>> Start RECORDS SUPPLIED

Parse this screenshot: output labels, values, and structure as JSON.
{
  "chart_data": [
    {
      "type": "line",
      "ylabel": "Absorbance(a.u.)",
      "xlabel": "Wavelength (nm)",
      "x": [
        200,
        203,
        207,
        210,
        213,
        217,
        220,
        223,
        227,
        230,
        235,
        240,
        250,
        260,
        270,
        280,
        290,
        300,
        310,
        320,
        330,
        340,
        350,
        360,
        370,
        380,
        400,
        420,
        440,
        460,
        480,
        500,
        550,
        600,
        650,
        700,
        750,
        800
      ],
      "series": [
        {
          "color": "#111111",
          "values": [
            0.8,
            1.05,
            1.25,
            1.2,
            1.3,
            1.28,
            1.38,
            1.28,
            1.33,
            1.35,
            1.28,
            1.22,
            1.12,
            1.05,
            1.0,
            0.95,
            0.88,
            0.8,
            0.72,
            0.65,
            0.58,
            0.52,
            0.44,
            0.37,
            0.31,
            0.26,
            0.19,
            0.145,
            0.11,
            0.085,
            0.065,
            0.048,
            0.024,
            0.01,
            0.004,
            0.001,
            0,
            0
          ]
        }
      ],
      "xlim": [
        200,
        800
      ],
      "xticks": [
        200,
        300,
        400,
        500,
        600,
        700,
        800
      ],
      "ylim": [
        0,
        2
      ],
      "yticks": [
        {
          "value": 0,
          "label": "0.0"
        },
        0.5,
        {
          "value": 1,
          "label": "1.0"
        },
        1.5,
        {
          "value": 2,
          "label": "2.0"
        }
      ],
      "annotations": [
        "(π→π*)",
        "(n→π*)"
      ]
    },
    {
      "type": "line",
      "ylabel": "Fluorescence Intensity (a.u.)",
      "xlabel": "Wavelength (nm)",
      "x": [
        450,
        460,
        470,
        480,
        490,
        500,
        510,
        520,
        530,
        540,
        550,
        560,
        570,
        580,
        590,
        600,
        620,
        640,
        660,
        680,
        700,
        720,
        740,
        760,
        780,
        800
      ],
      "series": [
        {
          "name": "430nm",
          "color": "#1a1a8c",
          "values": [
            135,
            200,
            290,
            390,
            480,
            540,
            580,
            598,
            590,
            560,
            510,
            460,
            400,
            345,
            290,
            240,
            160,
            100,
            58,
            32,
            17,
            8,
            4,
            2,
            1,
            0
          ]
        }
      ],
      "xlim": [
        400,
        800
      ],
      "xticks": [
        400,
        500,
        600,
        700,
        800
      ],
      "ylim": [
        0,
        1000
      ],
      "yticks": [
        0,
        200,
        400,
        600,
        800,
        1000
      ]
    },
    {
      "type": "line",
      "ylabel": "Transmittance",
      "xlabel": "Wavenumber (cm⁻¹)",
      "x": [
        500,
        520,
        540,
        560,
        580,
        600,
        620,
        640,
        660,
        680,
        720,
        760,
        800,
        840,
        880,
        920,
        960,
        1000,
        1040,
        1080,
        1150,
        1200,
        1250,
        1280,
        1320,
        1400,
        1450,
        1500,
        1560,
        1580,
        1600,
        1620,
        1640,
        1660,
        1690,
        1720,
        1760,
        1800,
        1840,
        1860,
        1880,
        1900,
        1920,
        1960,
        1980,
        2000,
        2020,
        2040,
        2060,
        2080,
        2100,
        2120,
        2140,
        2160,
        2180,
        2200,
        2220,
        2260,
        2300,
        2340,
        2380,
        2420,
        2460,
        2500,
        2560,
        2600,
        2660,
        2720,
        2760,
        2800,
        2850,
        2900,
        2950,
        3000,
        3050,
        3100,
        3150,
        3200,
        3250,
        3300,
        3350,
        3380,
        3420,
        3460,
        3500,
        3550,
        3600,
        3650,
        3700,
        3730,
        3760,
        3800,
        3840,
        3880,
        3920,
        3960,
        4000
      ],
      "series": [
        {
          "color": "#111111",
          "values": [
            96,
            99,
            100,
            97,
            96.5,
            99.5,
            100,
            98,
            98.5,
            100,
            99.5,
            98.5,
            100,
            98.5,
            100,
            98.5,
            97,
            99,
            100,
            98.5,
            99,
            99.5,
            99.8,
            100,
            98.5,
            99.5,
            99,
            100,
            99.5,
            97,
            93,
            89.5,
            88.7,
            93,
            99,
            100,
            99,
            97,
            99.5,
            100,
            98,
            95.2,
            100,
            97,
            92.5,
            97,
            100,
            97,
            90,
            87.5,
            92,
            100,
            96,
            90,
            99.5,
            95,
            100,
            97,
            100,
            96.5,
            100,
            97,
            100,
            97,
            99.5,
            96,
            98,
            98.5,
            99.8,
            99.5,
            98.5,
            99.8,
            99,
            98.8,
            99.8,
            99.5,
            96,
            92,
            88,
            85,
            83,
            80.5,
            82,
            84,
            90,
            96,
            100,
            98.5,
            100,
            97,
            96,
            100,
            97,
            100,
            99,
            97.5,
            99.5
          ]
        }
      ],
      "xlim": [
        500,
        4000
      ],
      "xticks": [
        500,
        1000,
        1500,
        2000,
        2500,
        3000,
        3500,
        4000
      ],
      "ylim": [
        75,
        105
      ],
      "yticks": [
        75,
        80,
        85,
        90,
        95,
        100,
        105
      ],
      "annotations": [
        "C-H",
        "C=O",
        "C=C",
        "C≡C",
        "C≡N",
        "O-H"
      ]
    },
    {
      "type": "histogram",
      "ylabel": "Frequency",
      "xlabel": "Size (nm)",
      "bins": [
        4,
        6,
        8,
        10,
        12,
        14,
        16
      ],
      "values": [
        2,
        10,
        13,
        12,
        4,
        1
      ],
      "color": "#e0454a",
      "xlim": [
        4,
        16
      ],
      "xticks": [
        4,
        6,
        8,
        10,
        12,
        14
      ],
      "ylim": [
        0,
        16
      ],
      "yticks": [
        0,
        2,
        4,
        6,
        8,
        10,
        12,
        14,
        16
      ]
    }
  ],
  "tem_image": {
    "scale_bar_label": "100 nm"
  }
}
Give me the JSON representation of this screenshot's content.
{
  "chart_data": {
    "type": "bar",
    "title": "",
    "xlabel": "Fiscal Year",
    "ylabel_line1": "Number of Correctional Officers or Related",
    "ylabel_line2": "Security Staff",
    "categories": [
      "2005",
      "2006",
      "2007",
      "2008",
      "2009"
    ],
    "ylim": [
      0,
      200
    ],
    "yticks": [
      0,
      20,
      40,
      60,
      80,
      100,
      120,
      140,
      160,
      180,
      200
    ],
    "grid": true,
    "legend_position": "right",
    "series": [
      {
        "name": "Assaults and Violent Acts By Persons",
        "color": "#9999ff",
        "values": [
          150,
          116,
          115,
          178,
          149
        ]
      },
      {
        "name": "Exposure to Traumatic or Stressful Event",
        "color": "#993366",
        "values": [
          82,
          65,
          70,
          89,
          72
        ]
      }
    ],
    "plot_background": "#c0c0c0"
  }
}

>> End RECORDS SUPPLIED

All the entries above need to be reproduced exactly.

#### [OUTPUT FOR THIS TASK]
Parse this screenshot: output labels, values, and structure as JSON.
{
  "chart_data": [
    {
      "type": "line",
      "ylabel": "Absorbance(a.u.)",
      "xlabel": "Wavelength (nm)",
      "x": [
        200,
        203,
        207,
        210,
        213,
        217,
        220,
        223,
        227,
        230,
        235,
        240,
        250,
        260,
        270,
        280,
        290,
        300,
        310,
        320,
        330,
        340,
        350,
        360,
        370,
        380,
        400,
        420,
        440,
        460,
        480,
        500,
        550,
        600,
        650,
        700,
        750,
        800
      ],
      "series": [
        {
          "color": "#111111",
          "values": [
            0.8,
            1.05,
            1.25,
            1.2,
            1.3,
            1.28,
            1.38,
            1.28,
            1.33,
            1.35,
            1.28,
            1.22,
            1.12,
            1.05,
            1.0,
            0.95,
            0.88,
            0.8,
            0.72,
            0.65,
            0.58,
            0.52,
            0.44,
            0.37,
            0.31,
            0.26,
            0.19,
            0.145,
            0.11,
            0.085,
            0.065,
            0.048,
            0.024,
            0.01,
            0.004,
            0.001,
            0,
            0
          ]
        }
      ],
      "xlim": [
        200,
        800
      ],
      "xticks": [
        200,
        300,
        400,
        500,
        600,
        700,
        800
      ],
      "ylim": [
        0,
        2
      ],
      "yticks": [
        {
          "value": 0,
          "label": "0.0"
        },
        0.5,
        {
          "value": 1,
          "label": "1.0"
        },
        1.5,
        {
          "value": 2,
          "label": "2.0"
        }
      ],
      "annotations": [
        "(π→π*)",
        "(n→π*)"
      ]
    },
    {
      "type": "line",
      "ylabel": "Fluorescence Intensity (a.u.)",
      "xlabel": "Wavelength (nm)",
      "x": [
        450,
        460,
        470,
        480,
        490,
        500,
        510,
        520,
        530,
        540,
        550,
        560,
        570,
        580,
        590,
        600,
        620,
        640,
        660,
        680,
        700,
        720,
        740,
        760,
        780,
        800
      ],
      "series": [
        {
          "name": "430nm",
          "color": "#1a1a8c",
          "values": [
            135,
            200,
            290,
            390,
            480,
            540,
            580,
            598,
            590,
            560,
            510,
            460,
            400,
            345,
            290,
            240,
            160,
            100,
            58,
            32,
            17,
            8,
            4,
            2,
            1,
            0
          ]
        }
      ],
      "xlim": [
        400,
        800
      ],
      "xticks": [
        400,
        500,
        600,
        700,
        800
      ],
      "ylim": [
        0,
        1000
      ],
      "yticks": [
        0,
        200,
        400,
        600,
        800,
        1000
      ]
    },
    {
      "type": "line",
      "ylabel": "Transmittance",
      "xlabel": "Wavenumber (cm⁻¹)",
      "x": [
        500,
        520,
        540,
        560,
        580,
        600,
        620,
        640,
        660,
        680,
        720,
        760,
        800,
        840,
        880,
        920,
        960,
        1000,
        1040,
        1080,
        1150,
        1200,
        1250,
        1280,
        1320,
        1400,
        1450,
        1500,
        1560,
        1580,
        1600,
        1620,
        1640,
        1660,
        1690,
        1720,
        1760,
        1800,
        1840,
        1860,
        1880,
        1900,
        1920,
        1960,
        1980,
        2000,
        2020,
        2040,
        2060,
        2080,
        2100,
        2120,
        2140,
        2160,
        2180,
        2200,
        2220,
        2260,
        2300,
        2340,
        2380,
        2420,
        2460,
        2500,
        2560,
        2600,
        2660,
        2720,
        2760,
        2800,
        2850,
        2900,
        2950,
        3000,
        3050,
        3100,
        3150,
        3200,
        3250,
        3300,
        3350,
        3380,
        3420,
        3460,
        3500,
        3550,
        3600,
        3650,
        3700,
        3730,
        3760,
        3800,
        3840,
        3880,
        3920,
        3960,
        4000
      ],
      "series": [
        {
          "color": "#111111",
          "values": [
            96,
            99,
            100,
            97,
            96.5,
            99.5,
            100,
            98,
            98.5,
            100,
            99.5,
            98.5,
            100,
            98.5,
            100,
            98.5,
            97,
            99,
            100,
            98.5,
            99,
            99.5,
            99.8,
            100,
            98.5,
            99.5,
            99,
            100,
            99.5,
            97,
            93,
            89.5,
            88.7,
            93,
            99,
            100,
            99,
            97,
            99.5,
            100,
            98,
            95.2,
            100,
            97,
            92.5,
            97,
            100,
            97,
            90,
            87.5,
            92,
            100,
            96,
            90,
            99.5,
            95,
            100,
            97,
            100,
            96.5,
            100,
            97,
            100,
            97,
            99.5,
            96,
            98,
            98.5,
            99.8,
            99.5,
            98.5,
            99.8,
            99,
            98.8,
            99.8,
            99.5,
            96,
            92,
            88,
            85,
            83,
            80.5,
            82,
            84,
            90,
            96,
            100,
            98.5,
            100,
            97,
            96,
            100,
            97,
            100,
            99,
            97.5,
            99.5
          ]
        }
      ],
      "xlim": [
        500,
        4000
      ],
      "xticks": [
        500,
        1000,
        1500,
        2000,
        2500,
        3000,
        3500,
        4000
      ],
      "ylim": [
        75,
        105
      ],
      "yticks": [
        75,
        80,
        85,
        90,
        95,
        100,
        105
      ],
      "annotations": [
        "C-H",
        "C=O",
        "C=C",
        "C≡C",
        "C≡N",
        "O-H"
      ]
    },
    {
      "type": "histogram",
      "ylabel": "Frequency",
      "xlabel": "Size (nm)",
      "bins": [
        4,
        6,
        8,
        10,
        12,
        14,
        16
      ],
      "values": [
        2,
        10,
        13,
        12,
        4,
        1
      ],
      "color": "#e0454a",
      "xlim": [
        4,
        16
      ],
      "xticks": [
        4,
        6,
        8,
        10,
        12,
        14
      ],
      "ylim": [
        0,
        16
      ],
      "yticks": [
        0,
        2,
        4,
        6,
        8,
        10,
        12,
        14,
        16
      ]
    }
  ],
  "tem_image": {
    "scale_bar_label": "100 nm"
  }
}
Give me the JSON representation of this screenshot's content.
{
  "chart_data": {
    "type": "bar",
    "title": "",
    "xlabel": "Fiscal Year",
    "ylabel_line1": "Number of Correctional Officers or Related",
    "ylabel_line2": "Security Staff",
    "categories": [
      "2005",
      "2006",
      "2007",
      "2008",
      "2009"
    ],
    "ylim": [
      0,
      200
    ],
    "yticks": [
      0,
      20,
      40,
      60,
      80,
      100,
      120,
      140,
      160,
      180,
      200
    ],
    "grid": true,
    "legend_position": "right",
    "series": [
      {
        "name": "Assaults and Violent Acts By Persons",
        "color": "#9999ff",
        "values": [
          150,
          116,
          115,
          178,
          149
        ]
      },
      {
        "name": "Exposure to Traumatic or Stressful Event",
        "color": "#993366",
        "values": [
          82,
          65,
          70,
          89,
          72
        ]
      }
    ],
    "plot_background": "#c0c0c0"
  }
}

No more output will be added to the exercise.